_PROBLEM REQUIREMENTS_: Leave out every picture, and restate word for word only the lines from the one containing "Extract the structured" through the end of the material.

_RECORDS SHOWN_:

-----

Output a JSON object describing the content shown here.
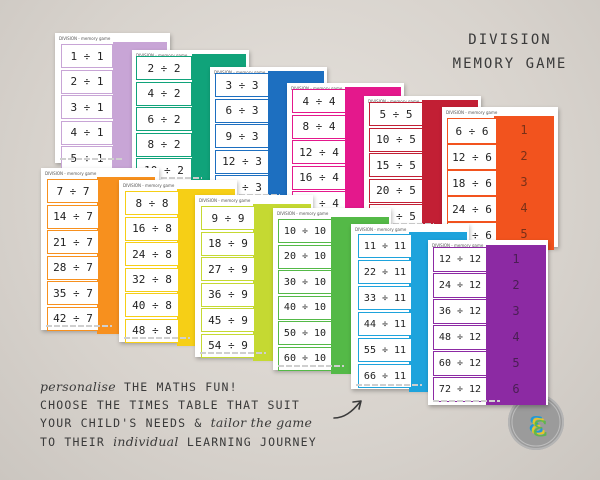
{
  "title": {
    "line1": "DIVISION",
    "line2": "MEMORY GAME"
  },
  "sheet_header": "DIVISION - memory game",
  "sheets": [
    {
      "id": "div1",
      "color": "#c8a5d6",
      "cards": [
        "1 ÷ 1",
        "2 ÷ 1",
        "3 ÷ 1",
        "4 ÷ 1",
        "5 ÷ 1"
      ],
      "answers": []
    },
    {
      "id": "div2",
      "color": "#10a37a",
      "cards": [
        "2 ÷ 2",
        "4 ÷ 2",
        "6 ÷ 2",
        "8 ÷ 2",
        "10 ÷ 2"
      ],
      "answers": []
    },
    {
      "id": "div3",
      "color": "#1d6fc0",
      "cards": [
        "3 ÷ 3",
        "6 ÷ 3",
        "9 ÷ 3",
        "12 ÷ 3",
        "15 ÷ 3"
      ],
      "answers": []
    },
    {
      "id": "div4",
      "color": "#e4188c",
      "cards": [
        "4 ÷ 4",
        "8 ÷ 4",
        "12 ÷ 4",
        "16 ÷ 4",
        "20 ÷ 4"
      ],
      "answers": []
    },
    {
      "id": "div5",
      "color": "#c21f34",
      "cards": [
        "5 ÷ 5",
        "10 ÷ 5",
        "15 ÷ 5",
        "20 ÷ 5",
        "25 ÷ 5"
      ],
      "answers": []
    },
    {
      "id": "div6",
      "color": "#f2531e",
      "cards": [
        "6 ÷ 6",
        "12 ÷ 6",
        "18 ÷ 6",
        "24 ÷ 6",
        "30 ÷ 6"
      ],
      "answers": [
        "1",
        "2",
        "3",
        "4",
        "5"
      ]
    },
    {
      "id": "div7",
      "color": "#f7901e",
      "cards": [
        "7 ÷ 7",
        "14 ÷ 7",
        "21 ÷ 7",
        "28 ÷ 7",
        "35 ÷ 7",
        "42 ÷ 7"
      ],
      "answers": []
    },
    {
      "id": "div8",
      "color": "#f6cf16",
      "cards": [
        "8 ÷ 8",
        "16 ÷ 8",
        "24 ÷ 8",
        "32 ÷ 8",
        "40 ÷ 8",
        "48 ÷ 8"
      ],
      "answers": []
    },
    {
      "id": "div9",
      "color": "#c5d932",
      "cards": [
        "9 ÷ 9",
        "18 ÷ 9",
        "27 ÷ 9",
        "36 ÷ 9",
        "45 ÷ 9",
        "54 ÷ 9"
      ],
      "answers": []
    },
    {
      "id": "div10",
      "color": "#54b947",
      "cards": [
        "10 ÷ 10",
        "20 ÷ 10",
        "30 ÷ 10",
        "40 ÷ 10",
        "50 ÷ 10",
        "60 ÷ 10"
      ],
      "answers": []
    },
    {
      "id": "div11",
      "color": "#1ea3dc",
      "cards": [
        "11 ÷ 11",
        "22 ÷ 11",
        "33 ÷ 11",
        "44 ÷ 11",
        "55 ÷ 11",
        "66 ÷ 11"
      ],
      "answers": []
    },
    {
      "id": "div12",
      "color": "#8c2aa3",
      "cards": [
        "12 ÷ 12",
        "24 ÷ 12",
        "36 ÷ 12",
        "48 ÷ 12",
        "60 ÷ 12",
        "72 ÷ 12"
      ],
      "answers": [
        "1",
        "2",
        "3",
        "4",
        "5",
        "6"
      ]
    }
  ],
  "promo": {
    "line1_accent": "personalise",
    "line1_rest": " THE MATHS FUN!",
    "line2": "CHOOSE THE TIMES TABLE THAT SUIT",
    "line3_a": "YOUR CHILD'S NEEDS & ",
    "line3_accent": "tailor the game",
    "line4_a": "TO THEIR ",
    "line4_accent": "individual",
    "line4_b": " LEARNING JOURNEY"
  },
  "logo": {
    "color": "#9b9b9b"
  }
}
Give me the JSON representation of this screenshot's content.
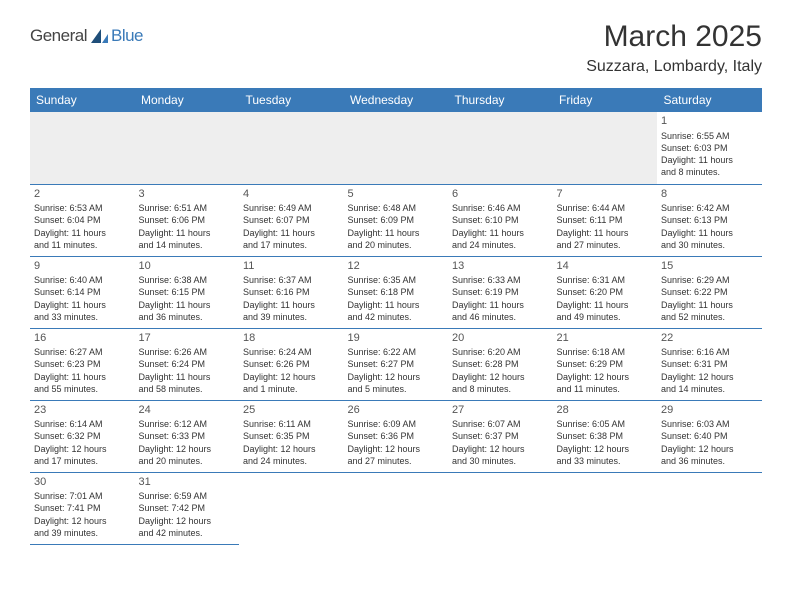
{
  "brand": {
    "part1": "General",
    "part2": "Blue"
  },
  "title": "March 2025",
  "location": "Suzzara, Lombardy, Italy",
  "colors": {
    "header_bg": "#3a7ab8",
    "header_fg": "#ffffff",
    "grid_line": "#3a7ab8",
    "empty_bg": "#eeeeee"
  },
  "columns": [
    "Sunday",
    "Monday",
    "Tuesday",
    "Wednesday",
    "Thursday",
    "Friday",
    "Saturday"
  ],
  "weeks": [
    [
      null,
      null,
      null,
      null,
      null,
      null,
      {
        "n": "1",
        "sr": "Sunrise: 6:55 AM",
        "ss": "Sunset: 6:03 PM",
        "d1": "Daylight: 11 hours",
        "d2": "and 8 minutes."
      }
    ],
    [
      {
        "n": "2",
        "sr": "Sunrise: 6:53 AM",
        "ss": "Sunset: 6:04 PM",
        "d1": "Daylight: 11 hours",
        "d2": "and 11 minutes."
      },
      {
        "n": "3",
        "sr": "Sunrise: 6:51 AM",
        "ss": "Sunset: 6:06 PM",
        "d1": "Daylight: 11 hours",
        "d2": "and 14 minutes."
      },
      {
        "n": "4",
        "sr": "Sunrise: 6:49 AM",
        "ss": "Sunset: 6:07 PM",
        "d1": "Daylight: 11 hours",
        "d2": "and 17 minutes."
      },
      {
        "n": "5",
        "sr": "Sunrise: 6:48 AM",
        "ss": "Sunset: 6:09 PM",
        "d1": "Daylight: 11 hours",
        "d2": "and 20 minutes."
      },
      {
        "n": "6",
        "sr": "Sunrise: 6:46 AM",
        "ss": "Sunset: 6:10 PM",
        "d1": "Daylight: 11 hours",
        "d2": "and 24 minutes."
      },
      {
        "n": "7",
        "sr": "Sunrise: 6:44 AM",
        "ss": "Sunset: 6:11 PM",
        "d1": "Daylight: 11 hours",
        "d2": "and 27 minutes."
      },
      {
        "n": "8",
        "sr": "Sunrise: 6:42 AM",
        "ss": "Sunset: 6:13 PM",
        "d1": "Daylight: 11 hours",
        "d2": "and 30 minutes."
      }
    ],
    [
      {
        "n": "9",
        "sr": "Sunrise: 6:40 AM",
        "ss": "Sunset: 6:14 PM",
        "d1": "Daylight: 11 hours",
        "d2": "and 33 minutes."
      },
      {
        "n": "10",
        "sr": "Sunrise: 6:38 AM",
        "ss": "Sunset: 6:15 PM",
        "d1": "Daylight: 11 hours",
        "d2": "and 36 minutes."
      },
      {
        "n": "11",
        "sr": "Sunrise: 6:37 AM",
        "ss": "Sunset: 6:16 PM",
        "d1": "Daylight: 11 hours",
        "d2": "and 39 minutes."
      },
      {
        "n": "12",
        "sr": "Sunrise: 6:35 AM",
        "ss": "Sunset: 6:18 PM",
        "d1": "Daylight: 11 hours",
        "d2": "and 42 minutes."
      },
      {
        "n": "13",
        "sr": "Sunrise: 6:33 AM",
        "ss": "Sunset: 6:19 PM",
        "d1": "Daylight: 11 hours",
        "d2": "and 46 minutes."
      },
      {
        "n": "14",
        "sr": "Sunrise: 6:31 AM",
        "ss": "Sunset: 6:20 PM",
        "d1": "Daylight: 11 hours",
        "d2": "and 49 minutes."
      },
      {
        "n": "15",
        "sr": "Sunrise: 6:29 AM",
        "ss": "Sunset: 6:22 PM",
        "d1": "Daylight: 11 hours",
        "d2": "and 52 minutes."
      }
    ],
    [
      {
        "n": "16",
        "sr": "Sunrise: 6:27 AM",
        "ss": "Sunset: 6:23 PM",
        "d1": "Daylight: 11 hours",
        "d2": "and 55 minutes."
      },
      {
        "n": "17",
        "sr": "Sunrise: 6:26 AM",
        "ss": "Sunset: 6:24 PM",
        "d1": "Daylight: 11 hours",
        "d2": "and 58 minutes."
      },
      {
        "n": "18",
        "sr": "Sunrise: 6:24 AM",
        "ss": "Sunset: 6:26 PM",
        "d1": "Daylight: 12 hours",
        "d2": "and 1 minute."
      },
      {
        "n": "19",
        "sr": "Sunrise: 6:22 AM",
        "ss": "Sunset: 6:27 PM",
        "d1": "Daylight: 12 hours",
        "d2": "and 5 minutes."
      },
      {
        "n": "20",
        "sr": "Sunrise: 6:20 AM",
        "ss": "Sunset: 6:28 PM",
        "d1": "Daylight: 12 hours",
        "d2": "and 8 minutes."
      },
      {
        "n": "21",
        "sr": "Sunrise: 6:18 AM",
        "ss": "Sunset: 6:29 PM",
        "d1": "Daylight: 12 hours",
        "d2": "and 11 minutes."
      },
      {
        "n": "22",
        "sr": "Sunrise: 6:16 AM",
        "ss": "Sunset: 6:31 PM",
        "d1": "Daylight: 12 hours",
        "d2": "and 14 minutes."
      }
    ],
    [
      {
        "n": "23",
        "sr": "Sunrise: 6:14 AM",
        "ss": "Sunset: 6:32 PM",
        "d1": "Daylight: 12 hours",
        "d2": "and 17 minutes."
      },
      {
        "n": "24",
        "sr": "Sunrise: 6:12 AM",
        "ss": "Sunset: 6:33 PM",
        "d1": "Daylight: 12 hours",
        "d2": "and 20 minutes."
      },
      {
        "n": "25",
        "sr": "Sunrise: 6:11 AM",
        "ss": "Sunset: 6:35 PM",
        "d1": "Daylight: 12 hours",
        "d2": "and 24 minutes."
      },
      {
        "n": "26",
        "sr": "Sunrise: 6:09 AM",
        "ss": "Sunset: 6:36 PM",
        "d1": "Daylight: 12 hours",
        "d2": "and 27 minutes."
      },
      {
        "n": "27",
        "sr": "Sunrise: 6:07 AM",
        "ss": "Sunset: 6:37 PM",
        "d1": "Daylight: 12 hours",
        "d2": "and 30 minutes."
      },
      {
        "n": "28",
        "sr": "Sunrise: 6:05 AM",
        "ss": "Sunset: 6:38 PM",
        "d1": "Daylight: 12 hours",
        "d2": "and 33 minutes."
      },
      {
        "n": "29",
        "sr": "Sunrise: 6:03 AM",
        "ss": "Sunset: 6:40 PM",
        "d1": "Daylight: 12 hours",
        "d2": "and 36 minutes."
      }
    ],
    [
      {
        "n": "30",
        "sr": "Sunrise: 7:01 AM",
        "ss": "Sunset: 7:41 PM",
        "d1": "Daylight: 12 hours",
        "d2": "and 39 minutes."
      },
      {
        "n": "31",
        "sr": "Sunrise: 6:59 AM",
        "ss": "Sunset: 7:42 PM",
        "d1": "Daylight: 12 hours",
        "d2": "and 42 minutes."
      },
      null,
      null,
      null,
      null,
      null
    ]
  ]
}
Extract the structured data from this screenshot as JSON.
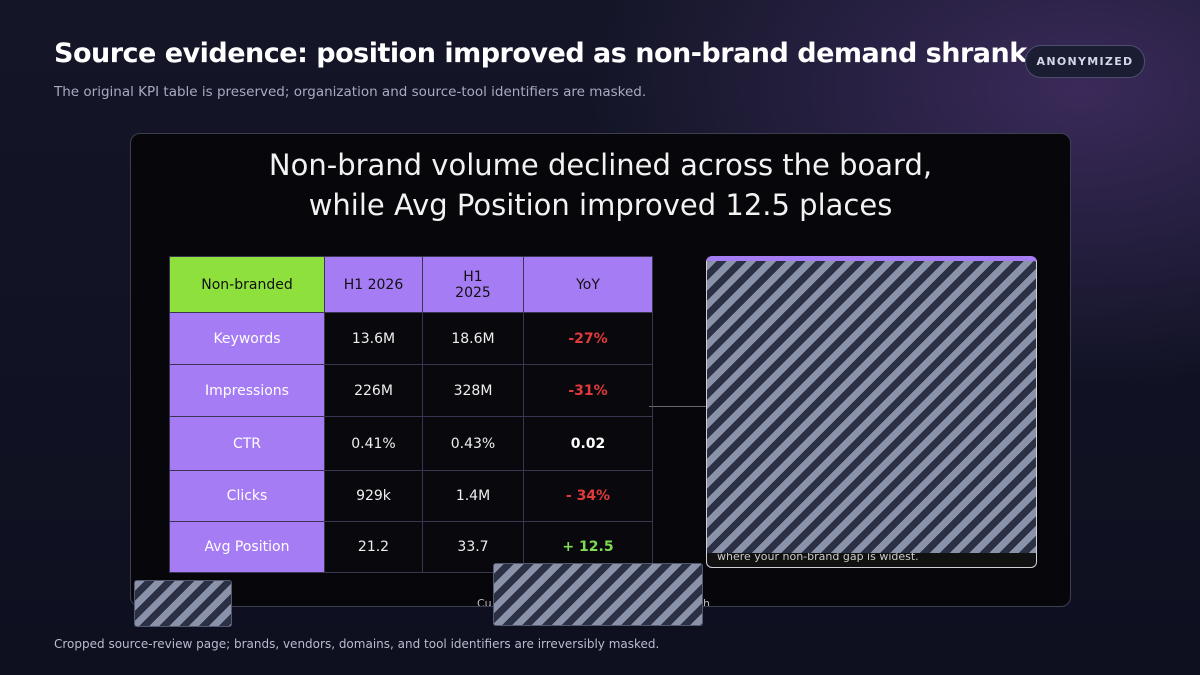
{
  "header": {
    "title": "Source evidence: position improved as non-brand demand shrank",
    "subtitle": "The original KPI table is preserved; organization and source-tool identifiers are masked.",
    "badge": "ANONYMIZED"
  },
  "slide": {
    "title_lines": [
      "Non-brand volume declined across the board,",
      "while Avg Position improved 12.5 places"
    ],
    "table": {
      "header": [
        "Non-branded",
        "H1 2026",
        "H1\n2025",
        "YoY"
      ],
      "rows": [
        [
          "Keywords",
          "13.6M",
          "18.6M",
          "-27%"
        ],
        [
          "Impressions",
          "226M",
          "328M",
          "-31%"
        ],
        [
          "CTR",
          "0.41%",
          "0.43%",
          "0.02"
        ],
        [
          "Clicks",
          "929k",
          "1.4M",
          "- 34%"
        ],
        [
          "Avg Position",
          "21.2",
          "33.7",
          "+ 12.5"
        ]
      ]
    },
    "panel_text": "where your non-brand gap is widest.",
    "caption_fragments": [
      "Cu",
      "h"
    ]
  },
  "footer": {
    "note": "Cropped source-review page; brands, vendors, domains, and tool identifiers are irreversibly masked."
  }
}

-----

_ANSWER TO THIS TASK_:
Extract the structured data from this screenshot as JSON.
{
  "header": {
    "title": "Source evidence: position improved as non-brand demand shrank",
    "subtitle": "The original KPI table is preserved; organization and source-tool identifiers are masked.",
    "badge": "ANONYMIZED"
  },
  "slide": {
    "title_lines": [
      "Non-brand volume declined across the board,",
      "while Avg Position improved 12.5 places"
    ],
    "table": {
      "header": [
        "Non-branded",
        "H1 2026",
        "H1\n2025",
        "YoY"
      ],
      "rows": [
        [
          "Keywords",
          "13.6M",
          "18.6M",
          "-27%"
        ],
        [
          "Impressions",
          "226M",
          "328M",
          "-31%"
        ],
        [
          "CTR",
          "0.41%",
          "0.43%",
          "0.02"
        ],
        [
          "Clicks",
          "929k",
          "1.4M",
          "- 34%"
        ],
        [
          "Avg Position",
          "21.2",
          "33.7",
          "+ 12.5"
        ]
      ]
    },
    "panel_text": "where your non-brand gap is widest.",
    "caption_fragments": [
      "Cu",
      "h"
    ]
  },
  "footer": {
    "note": "Cropped source-review page; brands, vendors, domains, and tool identifiers are irreversibly masked."
  }
}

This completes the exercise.